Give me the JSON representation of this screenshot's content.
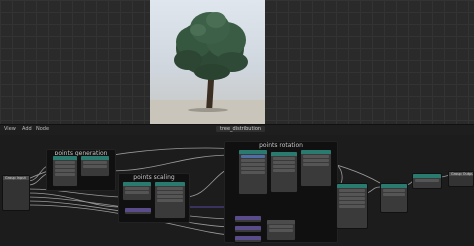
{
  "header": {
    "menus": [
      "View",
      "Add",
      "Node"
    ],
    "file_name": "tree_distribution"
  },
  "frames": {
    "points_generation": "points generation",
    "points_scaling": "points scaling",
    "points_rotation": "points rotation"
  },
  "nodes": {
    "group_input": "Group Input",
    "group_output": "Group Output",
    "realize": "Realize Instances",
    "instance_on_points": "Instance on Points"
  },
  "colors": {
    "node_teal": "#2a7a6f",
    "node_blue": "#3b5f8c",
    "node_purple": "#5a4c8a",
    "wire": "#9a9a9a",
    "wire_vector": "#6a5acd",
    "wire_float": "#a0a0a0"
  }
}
——————
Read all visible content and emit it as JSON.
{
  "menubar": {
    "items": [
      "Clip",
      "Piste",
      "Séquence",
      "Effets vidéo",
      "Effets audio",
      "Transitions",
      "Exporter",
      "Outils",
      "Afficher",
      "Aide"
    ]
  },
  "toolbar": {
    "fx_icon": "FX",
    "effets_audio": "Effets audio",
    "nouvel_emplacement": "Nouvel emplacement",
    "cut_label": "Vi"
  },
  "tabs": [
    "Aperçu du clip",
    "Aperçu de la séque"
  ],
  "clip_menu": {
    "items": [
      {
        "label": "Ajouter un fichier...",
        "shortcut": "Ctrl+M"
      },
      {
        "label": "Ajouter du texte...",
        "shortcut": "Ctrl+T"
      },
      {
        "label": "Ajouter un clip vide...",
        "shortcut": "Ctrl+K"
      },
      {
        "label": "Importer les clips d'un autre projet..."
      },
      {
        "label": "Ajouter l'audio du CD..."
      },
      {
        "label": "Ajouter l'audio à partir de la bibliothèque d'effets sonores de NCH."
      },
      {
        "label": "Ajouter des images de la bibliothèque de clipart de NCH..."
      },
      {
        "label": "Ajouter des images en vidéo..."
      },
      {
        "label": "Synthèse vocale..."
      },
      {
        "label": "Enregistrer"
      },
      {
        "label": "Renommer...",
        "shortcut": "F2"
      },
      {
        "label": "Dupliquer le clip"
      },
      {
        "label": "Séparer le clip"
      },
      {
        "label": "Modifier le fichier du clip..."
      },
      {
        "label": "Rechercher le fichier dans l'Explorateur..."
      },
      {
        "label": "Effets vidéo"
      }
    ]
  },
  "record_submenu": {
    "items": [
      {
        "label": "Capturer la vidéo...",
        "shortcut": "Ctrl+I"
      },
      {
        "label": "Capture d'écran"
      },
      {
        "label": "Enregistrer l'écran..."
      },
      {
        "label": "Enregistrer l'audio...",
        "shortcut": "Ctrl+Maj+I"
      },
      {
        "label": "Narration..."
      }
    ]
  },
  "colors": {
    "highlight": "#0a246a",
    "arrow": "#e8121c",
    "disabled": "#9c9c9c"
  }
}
——————
#### EXERCISE
Extract each line from the listing that holds the word "Group".

#### SOLUTION TO THIS TASK
    "group_input": "Group Input",
    "group_output": "Group Output",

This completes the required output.